## SUPPLIED PASSAGE
Segment Open
What does this mean for the oil and gas companies and stocks in Australia?
If any of these initiatives were introduced in Australia, the M&A landscape in Australian oil and gas would no doubt change. Prices would need to adjust for liabilities passed on (and potentially need to be backed by some kind of financial assurance) or potentially would need to be partly retained if call-back provisions were implemented. Would this stifle M&A completely, particularly in mature fields? The experience of the North Sea says no, with majors including BP, Shell, Chevron and ConocoPhillips all engaging in recent late-life asset divestments to mid-cap companies within the once prolific oil region.
Closer to home, ExxonMobil is once again considering the sale of its share of the Gippsland Basin Joint Venture; ‘The Australian’ reports a deal could be in the order of AUD 3 – 4bn with Beach and Santos tipped as possible suitors. However, there is an unknown quantum of abandonment liabilities, which could limit the potential acquirer pool. Beach already has a significant restoration provision relative to its market capitalisation and given the NOGA experience, government may be hesitant to allow title transfer if there are any question marks over the potential of a new owner to meet environmental obligations.
Any changes to legislation would need to be carefully implemented, including any element of retrospectivity. We wouldn’t expect existing operators would need to stump up surety bonds for producing assets, but buyers of existing operations and new projects such as Dorado, Scarborough and other yet-to-be sanctioned developments may result in increased financial obligations, which would be reflected in the value of the asset and therefore the value of the stock itself.
Segment Closed
## TASK ITEM A
Repeat the portion of the passage on Australian oil and gas deals starting with "What does this" and going on through "prolific oil region.".
## TASK ITEM B
Go on with the passage on Australian oil and gas deals, picking up right after its final sentence.
The records that follow were taken from a separate source and are unrelated to the passage on Australian oil and gas deals.

## RECORDED INFORMATION
Segment Open
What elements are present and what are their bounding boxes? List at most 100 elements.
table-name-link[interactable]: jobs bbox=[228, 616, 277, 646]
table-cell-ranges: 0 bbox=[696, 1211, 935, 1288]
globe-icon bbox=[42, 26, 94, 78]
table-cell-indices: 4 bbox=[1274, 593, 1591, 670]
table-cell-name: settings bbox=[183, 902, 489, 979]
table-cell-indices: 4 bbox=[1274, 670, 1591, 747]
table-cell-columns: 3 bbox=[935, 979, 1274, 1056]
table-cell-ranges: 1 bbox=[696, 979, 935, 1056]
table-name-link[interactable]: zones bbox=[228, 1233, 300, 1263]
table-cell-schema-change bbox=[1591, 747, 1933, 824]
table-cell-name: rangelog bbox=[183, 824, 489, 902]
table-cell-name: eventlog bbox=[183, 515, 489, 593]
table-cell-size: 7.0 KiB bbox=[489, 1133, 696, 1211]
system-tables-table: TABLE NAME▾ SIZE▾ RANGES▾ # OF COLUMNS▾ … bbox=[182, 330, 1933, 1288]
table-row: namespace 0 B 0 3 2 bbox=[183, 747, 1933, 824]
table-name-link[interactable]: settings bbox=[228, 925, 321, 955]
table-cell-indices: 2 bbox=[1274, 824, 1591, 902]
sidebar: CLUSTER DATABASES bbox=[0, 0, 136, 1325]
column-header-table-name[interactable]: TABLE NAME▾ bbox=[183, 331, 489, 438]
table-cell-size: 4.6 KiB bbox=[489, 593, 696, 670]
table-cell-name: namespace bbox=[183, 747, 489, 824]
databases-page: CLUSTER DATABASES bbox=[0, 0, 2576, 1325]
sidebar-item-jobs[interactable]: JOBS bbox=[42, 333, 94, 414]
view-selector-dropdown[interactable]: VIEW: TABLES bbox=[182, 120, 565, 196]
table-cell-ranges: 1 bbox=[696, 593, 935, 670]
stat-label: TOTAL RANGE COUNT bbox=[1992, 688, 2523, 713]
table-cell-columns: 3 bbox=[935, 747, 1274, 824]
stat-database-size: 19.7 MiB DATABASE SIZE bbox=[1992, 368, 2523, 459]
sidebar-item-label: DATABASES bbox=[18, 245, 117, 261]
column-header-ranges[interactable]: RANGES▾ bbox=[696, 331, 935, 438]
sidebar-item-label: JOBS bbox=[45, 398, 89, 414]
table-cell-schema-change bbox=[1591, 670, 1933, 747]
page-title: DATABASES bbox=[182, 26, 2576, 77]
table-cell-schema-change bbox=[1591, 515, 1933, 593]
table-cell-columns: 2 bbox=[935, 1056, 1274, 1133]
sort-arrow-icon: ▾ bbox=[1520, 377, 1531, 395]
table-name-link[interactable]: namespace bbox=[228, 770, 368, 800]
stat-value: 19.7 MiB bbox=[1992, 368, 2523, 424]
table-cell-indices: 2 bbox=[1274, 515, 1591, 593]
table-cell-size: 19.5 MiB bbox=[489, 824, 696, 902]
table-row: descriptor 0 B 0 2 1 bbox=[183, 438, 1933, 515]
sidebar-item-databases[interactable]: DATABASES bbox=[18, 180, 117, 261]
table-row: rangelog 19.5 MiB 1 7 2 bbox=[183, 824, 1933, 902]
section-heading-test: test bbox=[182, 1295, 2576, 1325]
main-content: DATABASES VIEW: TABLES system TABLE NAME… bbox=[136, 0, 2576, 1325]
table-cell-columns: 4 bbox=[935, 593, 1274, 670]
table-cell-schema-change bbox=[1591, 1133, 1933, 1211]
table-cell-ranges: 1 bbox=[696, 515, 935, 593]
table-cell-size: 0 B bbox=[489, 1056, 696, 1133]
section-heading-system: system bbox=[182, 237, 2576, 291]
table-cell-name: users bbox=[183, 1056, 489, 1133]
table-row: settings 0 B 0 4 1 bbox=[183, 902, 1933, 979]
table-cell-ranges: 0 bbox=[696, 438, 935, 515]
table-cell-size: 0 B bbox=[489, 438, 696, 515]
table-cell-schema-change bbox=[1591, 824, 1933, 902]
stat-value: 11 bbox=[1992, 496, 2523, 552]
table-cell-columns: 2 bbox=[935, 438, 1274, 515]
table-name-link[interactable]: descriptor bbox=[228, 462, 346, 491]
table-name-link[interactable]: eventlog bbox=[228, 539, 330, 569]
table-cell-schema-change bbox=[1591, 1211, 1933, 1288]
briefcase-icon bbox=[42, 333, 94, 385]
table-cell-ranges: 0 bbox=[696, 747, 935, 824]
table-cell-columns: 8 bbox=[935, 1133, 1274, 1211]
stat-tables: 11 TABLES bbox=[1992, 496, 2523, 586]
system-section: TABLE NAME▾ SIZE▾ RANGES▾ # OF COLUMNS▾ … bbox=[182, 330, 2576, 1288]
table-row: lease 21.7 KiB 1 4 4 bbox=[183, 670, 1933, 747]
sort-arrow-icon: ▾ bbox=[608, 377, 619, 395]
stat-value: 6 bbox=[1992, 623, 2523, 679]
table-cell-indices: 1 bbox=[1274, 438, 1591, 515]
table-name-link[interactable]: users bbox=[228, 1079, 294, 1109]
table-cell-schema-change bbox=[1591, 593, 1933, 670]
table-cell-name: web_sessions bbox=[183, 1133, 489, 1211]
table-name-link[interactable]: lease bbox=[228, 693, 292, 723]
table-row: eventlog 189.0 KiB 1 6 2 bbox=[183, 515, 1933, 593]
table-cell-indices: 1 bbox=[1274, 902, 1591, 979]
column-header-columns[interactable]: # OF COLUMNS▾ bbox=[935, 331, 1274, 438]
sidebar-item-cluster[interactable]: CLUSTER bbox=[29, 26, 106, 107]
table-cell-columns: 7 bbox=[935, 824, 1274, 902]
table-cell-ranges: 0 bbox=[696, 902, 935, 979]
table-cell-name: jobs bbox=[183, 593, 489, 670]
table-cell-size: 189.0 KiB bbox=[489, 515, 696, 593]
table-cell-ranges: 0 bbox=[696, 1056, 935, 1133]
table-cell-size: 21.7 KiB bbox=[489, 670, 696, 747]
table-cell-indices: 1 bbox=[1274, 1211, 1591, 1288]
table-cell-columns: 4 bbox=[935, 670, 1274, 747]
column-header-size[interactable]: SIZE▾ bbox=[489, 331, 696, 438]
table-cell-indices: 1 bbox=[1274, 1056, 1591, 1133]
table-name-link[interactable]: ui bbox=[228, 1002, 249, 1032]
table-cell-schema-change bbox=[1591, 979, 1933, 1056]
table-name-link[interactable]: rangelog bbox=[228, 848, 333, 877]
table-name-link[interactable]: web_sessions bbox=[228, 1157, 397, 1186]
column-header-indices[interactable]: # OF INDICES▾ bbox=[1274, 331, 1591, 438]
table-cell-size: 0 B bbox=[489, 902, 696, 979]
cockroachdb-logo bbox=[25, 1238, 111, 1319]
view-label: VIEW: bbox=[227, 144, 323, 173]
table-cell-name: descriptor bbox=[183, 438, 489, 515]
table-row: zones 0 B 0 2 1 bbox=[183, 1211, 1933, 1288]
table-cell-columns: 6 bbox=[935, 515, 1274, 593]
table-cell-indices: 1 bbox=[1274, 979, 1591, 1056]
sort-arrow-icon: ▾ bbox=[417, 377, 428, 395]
Segment Closed
## EXERCISE ANSWER A
What does this mean for the oil and gas companies and stocks in Australia?
If any of these initiatives were introduced in Australia, the M&A landscape in Australian oil and gas would no doubt change. Prices would need to adjust for liabilities passed on (and potentially need to be backed by some kind of financial assurance) or potentially would need to be partly retained if call-back provisions were implemented. Would this stifle M&A completely, particularly in mature fields? The experience of the North Sea says no, with majors including BP, Shell, Chevron and ConocoPhillips all engaging in recent late-life asset divestments to mid-cap companies within the once prolific oil region.

## EXERCISE ANSWER B
Interestingly while Woodside may be the most impacted by any change in legislation, given it is solely an offshore producer, its restoration provision relative to market cap is the lowest of the four large ASX listed producers, so it has the capacity to withstand additional obligations. Beach and Santos both inherited significant restoration liabilities from the respective Lattice and Quadrant acquisitions. On a restoration dollar per 2P reserve barrel basis (2P is the sum of proved and probable reserves),Santos Ltd (STO) and Beach Energy Ltd (BPT) stand out at circa USD 2.20/boe (barrel of oil equivalent). (Note: for BPT we exclude most of Waitsia undeveloped reserves as full development is yet to be sanctioned). This crude metric shows the present value of environmental obligations relative to the productive life of the assets, which will need to be restored at some point. This doesn’t mean the companies are in any way at risk of not meeting obligations, but does show they may be more levered to changes in legislation such as a levy.
Table 1 - Present value of environmental obligations relative to productive life of assets
Source: Company data, IRESS, Nikko AM. Note: OSH figures are post equity raise..
Finding a sustainable outcome for company value and the environment
In summary, the issue of oil and gas restoration lies uniquely across all three aspects of ESG. Not only does it directly relate to ensuring a safe environment, good abandonment practices allow continuation of a producer’s social license. While large scale restoration activities are yet to occur in Australia, we must rely on good governance and disclosure practices when making our assessment on a company’s ability to meet its obligations.
It is the duty of today’s investor to use our position to engage with board and management teams and advocate for increased disclosure on abandonment and rehabilitation of operating assets to ensure we have the information we need to accurately value a company’s exposure to these future liabilities and better determine the true sustainable value of an equity, while at the same time ensuring the best possible outcome for the environment.